◆ WRITTEN EXERCISE ◆
Read the data and repeat it in full, exactly.

(Rows from a dataset)
★ ★ ★
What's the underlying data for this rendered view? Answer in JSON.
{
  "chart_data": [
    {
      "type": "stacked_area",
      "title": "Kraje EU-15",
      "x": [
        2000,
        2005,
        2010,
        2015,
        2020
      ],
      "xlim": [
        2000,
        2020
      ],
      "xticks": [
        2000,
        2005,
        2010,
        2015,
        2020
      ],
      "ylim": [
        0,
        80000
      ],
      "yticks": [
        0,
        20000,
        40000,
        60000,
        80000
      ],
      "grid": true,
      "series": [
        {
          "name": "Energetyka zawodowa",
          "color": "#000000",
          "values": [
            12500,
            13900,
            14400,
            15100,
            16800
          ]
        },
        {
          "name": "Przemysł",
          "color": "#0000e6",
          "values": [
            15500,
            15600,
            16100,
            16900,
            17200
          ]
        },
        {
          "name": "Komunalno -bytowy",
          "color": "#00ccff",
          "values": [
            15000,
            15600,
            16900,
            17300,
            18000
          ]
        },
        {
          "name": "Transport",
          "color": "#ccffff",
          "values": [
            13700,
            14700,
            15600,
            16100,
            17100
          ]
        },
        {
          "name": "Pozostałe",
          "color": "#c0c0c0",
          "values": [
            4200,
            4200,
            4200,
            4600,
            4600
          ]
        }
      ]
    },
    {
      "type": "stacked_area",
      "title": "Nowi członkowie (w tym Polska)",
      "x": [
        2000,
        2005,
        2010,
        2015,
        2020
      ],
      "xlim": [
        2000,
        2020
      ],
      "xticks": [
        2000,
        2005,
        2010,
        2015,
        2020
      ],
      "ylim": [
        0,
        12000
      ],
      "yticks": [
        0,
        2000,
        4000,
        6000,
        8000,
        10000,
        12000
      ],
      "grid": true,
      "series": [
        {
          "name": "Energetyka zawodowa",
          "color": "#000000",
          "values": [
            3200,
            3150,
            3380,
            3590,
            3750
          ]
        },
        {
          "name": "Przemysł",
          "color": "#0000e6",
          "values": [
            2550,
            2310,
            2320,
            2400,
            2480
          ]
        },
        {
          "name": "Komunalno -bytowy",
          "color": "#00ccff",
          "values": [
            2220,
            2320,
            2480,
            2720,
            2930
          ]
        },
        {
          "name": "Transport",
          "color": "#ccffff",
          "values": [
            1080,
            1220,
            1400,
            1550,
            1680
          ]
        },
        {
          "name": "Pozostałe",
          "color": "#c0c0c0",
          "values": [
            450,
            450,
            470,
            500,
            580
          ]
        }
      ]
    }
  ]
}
★ ★ ★
◆ ANSWER TO THIS EXERCISE ◆
What's the underlying data for this rendered view? Answer in JSON.
{
  "chart_data": [
    {
      "type": "stacked_area",
      "title": "Kraje EU-15",
      "x": [
        2000,
        2005,
        2010,
        2015,
        2020
      ],
      "xlim": [
        2000,
        2020
      ],
      "xticks": [
        2000,
        2005,
        2010,
        2015,
        2020
      ],
      "ylim": [
        0,
        80000
      ],
      "yticks": [
        0,
        20000,
        40000,
        60000,
        80000
      ],
      "grid": true,
      "series": [
        {
          "name": "Energetyka zawodowa",
          "color": "#000000",
          "values": [
            12500,
            13900,
            14400,
            15100,
            16800
          ]
        },
        {
          "name": "Przemysł",
          "color": "#0000e6",
          "values": [
            15500,
            15600,
            16100,
            16900,
            17200
          ]
        },
        {
          "name": "Komunalno -bytowy",
          "color": "#00ccff",
          "values": [
            15000,
            15600,
            16900,
            17300,
            18000
          ]
        },
        {
          "name": "Transport",
          "color": "#ccffff",
          "values": [
            13700,
            14700,
            15600,
            16100,
            17100
          ]
        },
        {
          "name": "Pozostałe",
          "color": "#c0c0c0",
          "values": [
            4200,
            4200,
            4200,
            4600,
            4600
          ]
        }
      ]
    },
    {
      "type": "stacked_area",
      "title": "Nowi członkowie (w tym Polska)",
      "x": [
        2000,
        2005,
        2010,
        2015,
        2020
      ],
      "xlim": [
        2000,
        2020
      ],
      "xticks": [
        2000,
        2005,
        2010,
        2015,
        2020
      ],
      "ylim": [
        0,
        12000
      ],
      "yticks": [
        0,
        2000,
        4000,
        6000,
        8000,
        10000,
        12000
      ],
      "grid": true,
      "series": [
        {
          "name": "Energetyka zawodowa",
          "color": "#000000",
          "values": [
            3200,
            3150,
            3380,
            3590,
            3750
          ]
        },
        {
          "name": "Przemysł",
          "color": "#0000e6",
          "values": [
            2550,
            2310,
            2320,
            2400,
            2480
          ]
        },
        {
          "name": "Komunalno -bytowy",
          "color": "#00ccff",
          "values": [
            2220,
            2320,
            2480,
            2720,
            2930
          ]
        },
        {
          "name": "Transport",
          "color": "#ccffff",
          "values": [
            1080,
            1220,
            1400,
            1550,
            1680
          ]
        },
        {
          "name": "Pozostałe",
          "color": "#c0c0c0",
          "values": [
            450,
            450,
            470,
            500,
            580
          ]
        }
      ]
    }
  ]
}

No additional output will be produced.